Data provided:
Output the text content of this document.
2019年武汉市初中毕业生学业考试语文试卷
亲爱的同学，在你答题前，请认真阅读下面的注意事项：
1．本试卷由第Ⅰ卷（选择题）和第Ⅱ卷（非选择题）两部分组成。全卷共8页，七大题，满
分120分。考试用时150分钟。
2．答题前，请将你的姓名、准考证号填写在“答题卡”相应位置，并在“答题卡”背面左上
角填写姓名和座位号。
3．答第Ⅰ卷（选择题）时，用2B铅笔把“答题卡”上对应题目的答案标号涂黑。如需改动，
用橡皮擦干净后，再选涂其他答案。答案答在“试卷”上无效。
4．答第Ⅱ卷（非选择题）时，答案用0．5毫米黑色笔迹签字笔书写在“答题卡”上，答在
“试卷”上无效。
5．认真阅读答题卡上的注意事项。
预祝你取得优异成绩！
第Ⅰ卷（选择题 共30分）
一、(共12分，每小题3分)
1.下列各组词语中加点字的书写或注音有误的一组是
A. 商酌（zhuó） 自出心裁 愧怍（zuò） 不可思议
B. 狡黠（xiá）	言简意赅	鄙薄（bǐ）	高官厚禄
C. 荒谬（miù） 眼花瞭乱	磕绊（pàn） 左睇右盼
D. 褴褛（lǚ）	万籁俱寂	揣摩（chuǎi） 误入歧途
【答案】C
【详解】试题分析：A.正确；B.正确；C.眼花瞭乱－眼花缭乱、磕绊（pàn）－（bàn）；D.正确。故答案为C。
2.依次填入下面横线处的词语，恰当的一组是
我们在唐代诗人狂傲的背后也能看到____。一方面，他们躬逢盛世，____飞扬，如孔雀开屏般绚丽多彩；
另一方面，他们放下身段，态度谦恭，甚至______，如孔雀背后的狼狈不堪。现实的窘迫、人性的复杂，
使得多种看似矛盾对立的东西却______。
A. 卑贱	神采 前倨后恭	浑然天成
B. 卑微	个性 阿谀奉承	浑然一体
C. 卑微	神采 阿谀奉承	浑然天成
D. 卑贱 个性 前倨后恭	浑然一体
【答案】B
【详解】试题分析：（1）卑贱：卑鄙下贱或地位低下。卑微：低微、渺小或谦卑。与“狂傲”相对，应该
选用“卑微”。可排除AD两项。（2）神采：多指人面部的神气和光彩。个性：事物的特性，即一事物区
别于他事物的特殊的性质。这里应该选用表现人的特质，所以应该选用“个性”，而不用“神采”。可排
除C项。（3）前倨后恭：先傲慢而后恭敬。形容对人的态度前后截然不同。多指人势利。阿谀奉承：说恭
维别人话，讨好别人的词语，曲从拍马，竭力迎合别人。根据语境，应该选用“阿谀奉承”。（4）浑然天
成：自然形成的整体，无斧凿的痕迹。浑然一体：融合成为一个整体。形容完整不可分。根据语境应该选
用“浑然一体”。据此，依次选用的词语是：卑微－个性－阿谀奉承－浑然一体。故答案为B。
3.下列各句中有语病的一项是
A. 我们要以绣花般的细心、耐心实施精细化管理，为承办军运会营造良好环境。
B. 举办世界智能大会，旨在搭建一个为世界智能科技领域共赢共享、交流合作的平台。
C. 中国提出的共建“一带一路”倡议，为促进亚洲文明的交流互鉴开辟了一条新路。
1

What this task involves: Of the lines in this material, state how many hold the string "阿谀奉承". Write no other words.

Task solution: 5